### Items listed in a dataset
===

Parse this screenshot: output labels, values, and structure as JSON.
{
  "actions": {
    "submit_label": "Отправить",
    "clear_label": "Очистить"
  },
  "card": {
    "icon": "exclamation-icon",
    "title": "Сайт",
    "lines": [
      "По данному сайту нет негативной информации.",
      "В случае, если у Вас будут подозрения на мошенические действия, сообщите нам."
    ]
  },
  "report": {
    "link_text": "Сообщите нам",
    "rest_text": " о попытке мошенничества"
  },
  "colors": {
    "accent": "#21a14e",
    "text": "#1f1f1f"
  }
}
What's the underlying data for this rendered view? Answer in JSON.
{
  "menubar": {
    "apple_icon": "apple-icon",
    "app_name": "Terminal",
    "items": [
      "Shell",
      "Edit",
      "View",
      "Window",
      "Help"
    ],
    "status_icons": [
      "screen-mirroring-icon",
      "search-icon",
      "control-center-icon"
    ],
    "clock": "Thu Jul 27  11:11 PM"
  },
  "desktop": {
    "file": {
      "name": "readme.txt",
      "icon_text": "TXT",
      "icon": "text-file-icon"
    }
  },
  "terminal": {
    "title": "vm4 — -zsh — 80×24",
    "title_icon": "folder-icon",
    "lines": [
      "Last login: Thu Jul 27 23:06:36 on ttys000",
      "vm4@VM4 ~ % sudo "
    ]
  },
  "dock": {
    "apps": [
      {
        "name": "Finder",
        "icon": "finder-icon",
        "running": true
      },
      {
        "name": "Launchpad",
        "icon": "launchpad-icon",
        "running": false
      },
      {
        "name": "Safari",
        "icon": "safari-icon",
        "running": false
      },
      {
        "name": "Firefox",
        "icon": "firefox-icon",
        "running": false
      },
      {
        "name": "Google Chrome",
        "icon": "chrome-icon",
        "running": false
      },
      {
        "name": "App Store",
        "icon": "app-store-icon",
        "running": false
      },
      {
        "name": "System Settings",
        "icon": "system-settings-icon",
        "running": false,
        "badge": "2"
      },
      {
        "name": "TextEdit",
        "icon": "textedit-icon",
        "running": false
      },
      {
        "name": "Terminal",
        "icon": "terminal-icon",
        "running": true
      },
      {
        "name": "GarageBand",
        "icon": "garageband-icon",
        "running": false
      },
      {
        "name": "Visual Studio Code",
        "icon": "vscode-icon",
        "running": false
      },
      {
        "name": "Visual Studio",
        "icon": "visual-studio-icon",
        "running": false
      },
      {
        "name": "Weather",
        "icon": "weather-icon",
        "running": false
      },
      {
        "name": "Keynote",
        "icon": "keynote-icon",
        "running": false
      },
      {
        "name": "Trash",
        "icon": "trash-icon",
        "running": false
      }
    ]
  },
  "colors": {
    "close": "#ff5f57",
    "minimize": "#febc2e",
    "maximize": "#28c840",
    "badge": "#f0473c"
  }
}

===

### WHAT IS NEEDED
Where a line of the entries contains the word "JSON", copy that line.

### COMPLETE ANSWER
Parse this screenshot: output labels, values, and structure as JSON.
What's the underlying data for this rendered view? Answer in JSON.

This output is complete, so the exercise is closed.